• Given exercise: Output all lines exactly.

(Dataset excerpt)
[start]

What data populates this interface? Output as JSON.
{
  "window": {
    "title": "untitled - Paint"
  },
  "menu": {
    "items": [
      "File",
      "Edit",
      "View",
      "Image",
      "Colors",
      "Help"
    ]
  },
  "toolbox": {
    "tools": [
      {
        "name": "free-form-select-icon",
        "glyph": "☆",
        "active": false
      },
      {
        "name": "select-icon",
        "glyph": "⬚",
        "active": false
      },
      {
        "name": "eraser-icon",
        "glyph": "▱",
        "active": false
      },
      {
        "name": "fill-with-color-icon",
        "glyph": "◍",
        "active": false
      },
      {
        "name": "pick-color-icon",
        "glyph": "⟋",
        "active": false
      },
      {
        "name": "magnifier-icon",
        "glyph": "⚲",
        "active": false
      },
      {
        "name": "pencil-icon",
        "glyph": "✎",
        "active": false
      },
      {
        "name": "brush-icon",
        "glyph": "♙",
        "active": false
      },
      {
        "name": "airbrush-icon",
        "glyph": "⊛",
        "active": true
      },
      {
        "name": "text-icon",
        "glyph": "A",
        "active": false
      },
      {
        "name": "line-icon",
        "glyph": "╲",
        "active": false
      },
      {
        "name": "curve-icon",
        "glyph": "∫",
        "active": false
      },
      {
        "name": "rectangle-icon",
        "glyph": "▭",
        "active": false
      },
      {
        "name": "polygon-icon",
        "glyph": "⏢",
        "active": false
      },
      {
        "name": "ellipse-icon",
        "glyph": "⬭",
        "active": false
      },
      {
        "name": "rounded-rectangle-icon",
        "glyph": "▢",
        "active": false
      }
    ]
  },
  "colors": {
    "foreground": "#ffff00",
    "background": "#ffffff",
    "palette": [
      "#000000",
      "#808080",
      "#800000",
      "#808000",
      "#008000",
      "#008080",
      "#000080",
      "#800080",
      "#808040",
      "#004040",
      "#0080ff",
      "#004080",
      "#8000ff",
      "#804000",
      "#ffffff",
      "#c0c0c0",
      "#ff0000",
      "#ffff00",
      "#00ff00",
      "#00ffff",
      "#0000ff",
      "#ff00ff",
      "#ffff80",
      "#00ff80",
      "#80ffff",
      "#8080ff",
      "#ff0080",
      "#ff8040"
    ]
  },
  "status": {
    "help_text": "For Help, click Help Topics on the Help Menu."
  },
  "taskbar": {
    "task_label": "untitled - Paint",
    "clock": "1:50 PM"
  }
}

[end]

• Final result:
What data populates this interface? Output as JSON.
{
  "window": {
    "title": "untitled - Paint"
  },
  "menu": {
    "items": [
      "File",
      "Edit",
      "View",
      "Image",
      "Colors",
      "Help"
    ]
  },
  "toolbox": {
    "tools": [
      {
        "name": "free-form-select-icon",
        "glyph": "☆",
        "active": false
      },
      {
        "name": "select-icon",
        "glyph": "⬚",
        "active": false
      },
      {
        "name": "eraser-icon",
        "glyph": "▱",
        "active": false
      },
      {
        "name": "fill-with-color-icon",
        "glyph": "◍",
        "active": false
      },
      {
        "name": "pick-color-icon",
        "glyph": "⟋",
        "active": false
      },
      {
        "name": "magnifier-icon",
        "glyph": "⚲",
        "active": false
      },
      {
        "name": "pencil-icon",
        "glyph": "✎",
        "active": false
      },
      {
        "name": "brush-icon",
        "glyph": "♙",
        "active": false
      },
      {
        "name": "airbrush-icon",
        "glyph": "⊛",
        "active": true
      },
      {
        "name": "text-icon",
        "glyph": "A",
        "active": false
      },
      {
        "name": "line-icon",
        "glyph": "╲",
        "active": false
      },
      {
        "name": "curve-icon",
        "glyph": "∫",
        "active": false
      },
      {
        "name": "rectangle-icon",
        "glyph": "▭",
        "active": false
      },
      {
        "name": "polygon-icon",
        "glyph": "⏢",
        "active": false
      },
      {
        "name": "ellipse-icon",
        "glyph": "⬭",
        "active": false
      },
      {
        "name": "rounded-rectangle-icon",
        "glyph": "▢",
        "active": false
      }
    ]
  },
  "colors": {
    "foreground": "#ffff00",
    "background": "#ffffff",
    "palette": [
      "#000000",
      "#808080",
      "#800000",
      "#808000",
      "#008000",
      "#008080",
      "#000080",
      "#800080",
      "#808040",
      "#004040",
      "#0080ff",
      "#004080",
      "#8000ff",
      "#804000",
      "#ffffff",
      "#c0c0c0",
      "#ff0000",
      "#ffff00",
      "#00ff00",
      "#00ffff",
      "#0000ff",
      "#ff00ff",
      "#ffff80",
      "#00ff80",
      "#80ffff",
      "#8080ff",
      "#ff0080",
      "#ff8040"
    ]
  },
  "status": {
    "help_text": "For Help, click Help Topics on the Help Menu."
  },
  "taskbar": {
    "task_label": "untitled - Paint",
    "clock": "1:50 PM"
  }
}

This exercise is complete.